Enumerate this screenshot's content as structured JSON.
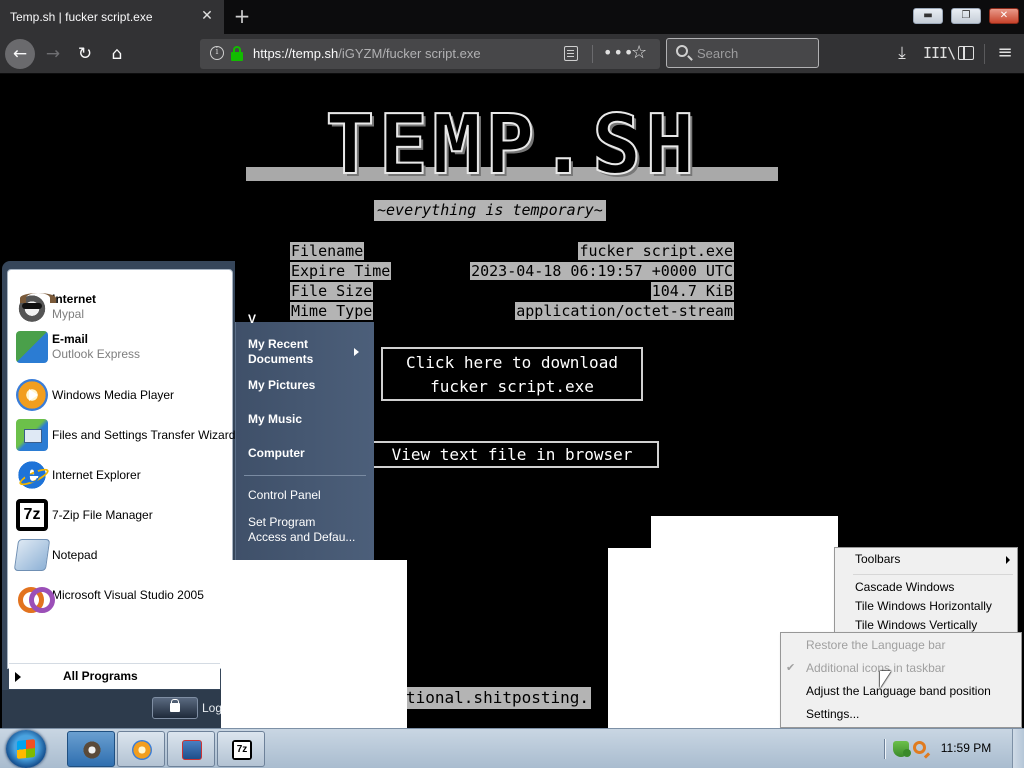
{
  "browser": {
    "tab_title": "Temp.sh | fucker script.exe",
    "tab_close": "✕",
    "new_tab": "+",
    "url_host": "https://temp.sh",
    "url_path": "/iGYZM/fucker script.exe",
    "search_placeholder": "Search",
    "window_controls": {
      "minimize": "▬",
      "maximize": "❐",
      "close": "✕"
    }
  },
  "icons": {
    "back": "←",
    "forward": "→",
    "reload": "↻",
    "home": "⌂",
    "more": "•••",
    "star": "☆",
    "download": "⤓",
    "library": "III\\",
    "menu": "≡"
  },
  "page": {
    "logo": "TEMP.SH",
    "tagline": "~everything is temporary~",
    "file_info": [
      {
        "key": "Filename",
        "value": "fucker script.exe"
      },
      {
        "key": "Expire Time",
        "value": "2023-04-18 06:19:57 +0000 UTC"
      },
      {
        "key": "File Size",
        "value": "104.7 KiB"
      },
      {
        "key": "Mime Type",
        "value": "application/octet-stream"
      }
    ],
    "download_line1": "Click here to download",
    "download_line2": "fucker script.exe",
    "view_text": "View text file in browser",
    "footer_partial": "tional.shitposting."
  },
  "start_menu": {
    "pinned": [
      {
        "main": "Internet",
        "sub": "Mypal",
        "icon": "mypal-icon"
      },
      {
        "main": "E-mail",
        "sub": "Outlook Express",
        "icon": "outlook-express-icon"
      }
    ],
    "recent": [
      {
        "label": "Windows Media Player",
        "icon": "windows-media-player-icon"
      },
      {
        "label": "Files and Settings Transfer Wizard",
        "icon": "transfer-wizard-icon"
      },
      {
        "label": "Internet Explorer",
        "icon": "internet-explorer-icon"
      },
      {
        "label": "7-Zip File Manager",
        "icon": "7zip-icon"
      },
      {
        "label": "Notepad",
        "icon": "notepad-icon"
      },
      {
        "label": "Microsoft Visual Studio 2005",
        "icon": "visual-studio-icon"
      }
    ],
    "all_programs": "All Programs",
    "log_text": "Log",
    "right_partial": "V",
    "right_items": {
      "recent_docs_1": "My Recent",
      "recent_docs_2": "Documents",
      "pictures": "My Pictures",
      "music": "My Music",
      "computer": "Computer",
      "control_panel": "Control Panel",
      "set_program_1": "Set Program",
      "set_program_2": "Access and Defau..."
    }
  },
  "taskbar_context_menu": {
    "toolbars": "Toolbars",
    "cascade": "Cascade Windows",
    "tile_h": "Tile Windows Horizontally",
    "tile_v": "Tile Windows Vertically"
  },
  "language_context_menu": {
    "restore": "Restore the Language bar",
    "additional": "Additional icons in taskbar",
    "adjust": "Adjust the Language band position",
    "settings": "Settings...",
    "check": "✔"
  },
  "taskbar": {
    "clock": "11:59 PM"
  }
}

Required task
Say how many lines in this material hold "script", and say nothing else.

Expected answer
4